● Your objective:
Pull each line holding the word "name" from the data.

Figure record extracts
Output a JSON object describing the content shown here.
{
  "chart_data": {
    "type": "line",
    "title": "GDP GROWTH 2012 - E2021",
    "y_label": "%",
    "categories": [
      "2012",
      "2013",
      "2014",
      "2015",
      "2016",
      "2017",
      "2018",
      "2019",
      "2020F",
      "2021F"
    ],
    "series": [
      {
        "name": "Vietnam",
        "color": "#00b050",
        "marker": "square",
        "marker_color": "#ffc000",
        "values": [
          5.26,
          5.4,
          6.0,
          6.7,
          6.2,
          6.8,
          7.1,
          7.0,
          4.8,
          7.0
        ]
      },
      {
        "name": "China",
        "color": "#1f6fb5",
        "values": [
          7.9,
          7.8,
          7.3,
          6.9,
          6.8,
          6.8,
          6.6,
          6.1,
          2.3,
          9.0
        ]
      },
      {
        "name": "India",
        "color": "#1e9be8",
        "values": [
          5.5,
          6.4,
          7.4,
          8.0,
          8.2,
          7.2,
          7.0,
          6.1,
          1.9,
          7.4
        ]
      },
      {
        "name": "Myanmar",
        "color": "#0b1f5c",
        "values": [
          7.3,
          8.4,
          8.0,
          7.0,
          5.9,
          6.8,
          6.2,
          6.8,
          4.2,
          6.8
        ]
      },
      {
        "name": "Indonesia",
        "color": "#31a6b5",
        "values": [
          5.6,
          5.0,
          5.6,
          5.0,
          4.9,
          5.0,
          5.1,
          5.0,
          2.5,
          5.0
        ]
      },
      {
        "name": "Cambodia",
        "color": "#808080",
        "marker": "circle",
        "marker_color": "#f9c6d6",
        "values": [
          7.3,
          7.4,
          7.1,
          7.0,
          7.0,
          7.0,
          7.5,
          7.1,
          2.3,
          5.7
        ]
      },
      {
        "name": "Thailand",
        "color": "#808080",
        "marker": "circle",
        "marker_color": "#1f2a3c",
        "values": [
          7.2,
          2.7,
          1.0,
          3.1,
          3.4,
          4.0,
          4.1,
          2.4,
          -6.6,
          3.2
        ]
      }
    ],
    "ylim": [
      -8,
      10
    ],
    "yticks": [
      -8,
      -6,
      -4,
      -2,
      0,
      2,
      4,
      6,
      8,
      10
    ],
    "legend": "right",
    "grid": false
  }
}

● Exercise response:
        "name": "Vietnam",
        "name": "China",
        "name": "India",
        "name": "Myanmar",
        "name": "Indonesia",
        "name": "Cambodia",
        "name": "Thailand",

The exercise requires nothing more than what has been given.